• **Information provided**
......

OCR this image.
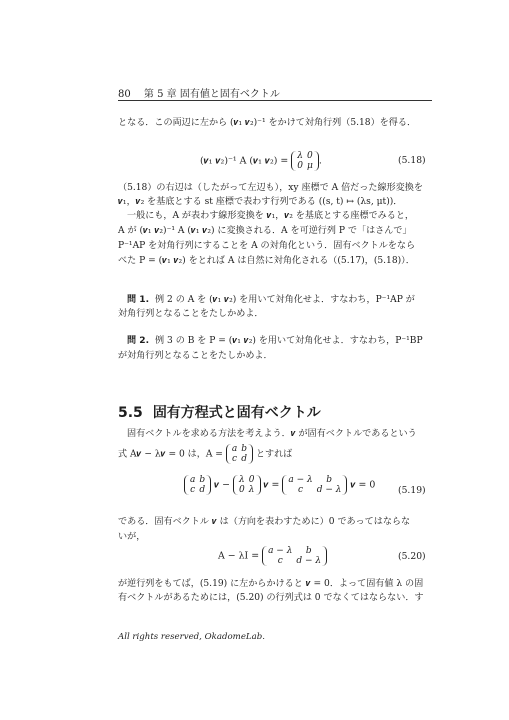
80 第 5 章 固有値と固有ベクトル
となる．この両辺に左から (𝒗₁ 𝒗₂)⁻¹ をかけて対角行列（5.18）を得る．
(𝒗₁ 𝒗₂)⁻¹ A (𝒗₁ 𝒗₂) = λ	0
0	μ .	(5.18)
（5.18）の右辺は（したがって左辺も），xy 座標で A 倍だった線形変換を
𝒗₁，𝒗₂ を基底とする st 座標で表わす行列である ((s, t) ↦ (λs, μt))．
一般にも，A が表わす線形変換を 𝒗₁，𝒗₂ を基底とする座標でみると，
A が (𝒗₁ 𝒗₂)⁻¹ A (𝒗₁ 𝒗₂) に変換される．A を可逆行列 P で「はさんで」
P⁻¹AP を対角行列にすることを A の対角化という．固有ベクトルをなら
べた P = (𝒗₁ 𝒗₂) をとれば A は自然に対角化される（(5.17)，(5.18)）．
問 1. 例 2 の A を (𝒗₁ 𝒗₂) を用いて対角化せよ．すなわち，P⁻¹AP が
対角行列となることをたしかめよ．
問 2. 例 3 の B を P = (𝒗₁ 𝒗₂) を用いて対角化せよ．すなわち，P⁻¹BP
が対角行列となることをたしかめよ．
5.5 固有方程式と固有ベクトル
固有ベクトルを求める方法を考えよう．𝒗 が固有ベクトルであるという
式 A𝒗 − λ𝒗 = 0 は，A =
a	b
c	d とすれば
a	b
c	d 𝒗 − λ	0
0	λ 𝒗 = a − λ	b
c	d − λ 𝒗 = 0 (5.19)
である．固有ベクトル 𝒗 は（方向を表わすために）0 であってはならな
いが，
A − λI = a − λ	b
c	d − λ	(5.20)
が逆行列をもてば，(5.19) に左からかけると 𝒗 = 0．よって固有値 λ の固
有ベクトルがあるためには，(5.20) の行列式は 0 でなくてはならない．す
All rights reserved, OkadomeLab.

......

• **Exercise task**
Copy every line above word for word and exclude the pictures.

• **Output of the exercise**
OCR this image.
80 第 5 章 固有値と固有ベクトル
となる．この両辺に左から (𝒗₁ 𝒗₂)⁻¹ をかけて対角行列（5.18）を得る．
(𝒗₁ 𝒗₂)⁻¹ A (𝒗₁ 𝒗₂) = λ	0
0	μ .	(5.18)
（5.18）の右辺は（したがって左辺も），xy 座標で A 倍だった線形変換を
𝒗₁，𝒗₂ を基底とする st 座標で表わす行列である ((s, t) ↦ (λs, μt))．
一般にも，A が表わす線形変換を 𝒗₁，𝒗₂ を基底とする座標でみると，
A が (𝒗₁ 𝒗₂)⁻¹ A (𝒗₁ 𝒗₂) に変換される．A を可逆行列 P で「はさんで」
P⁻¹AP を対角行列にすることを A の対角化という．固有ベクトルをなら
べた P = (𝒗₁ 𝒗₂) をとれば A は自然に対角化される（(5.17)，(5.18)）．
問 1. 例 2 の A を (𝒗₁ 𝒗₂) を用いて対角化せよ．すなわち，P⁻¹AP が
対角行列となることをたしかめよ．
問 2. 例 3 の B を P = (𝒗₁ 𝒗₂) を用いて対角化せよ．すなわち，P⁻¹BP
が対角行列となることをたしかめよ．
5.5 固有方程式と固有ベクトル
固有ベクトルを求める方法を考えよう．𝒗 が固有ベクトルであるという
式 A𝒗 − λ𝒗 = 0 は，A =
a	b
c	d とすれば
a	b
c	d 𝒗 − λ	0
0	λ 𝒗 = a − λ	b
c	d − λ 𝒗 = 0 (5.19)
である．固有ベクトル 𝒗 は（方向を表わすために）0 であってはならな
いが，
A − λI = a − λ	b
c	d − λ	(5.20)
が逆行列をもてば，(5.19) に左からかけると 𝒗 = 0．よって固有値 λ の固
有ベクトルがあるためには，(5.20) の行列式は 0 でなくてはならない．す
All rights reserved, OkadomeLab.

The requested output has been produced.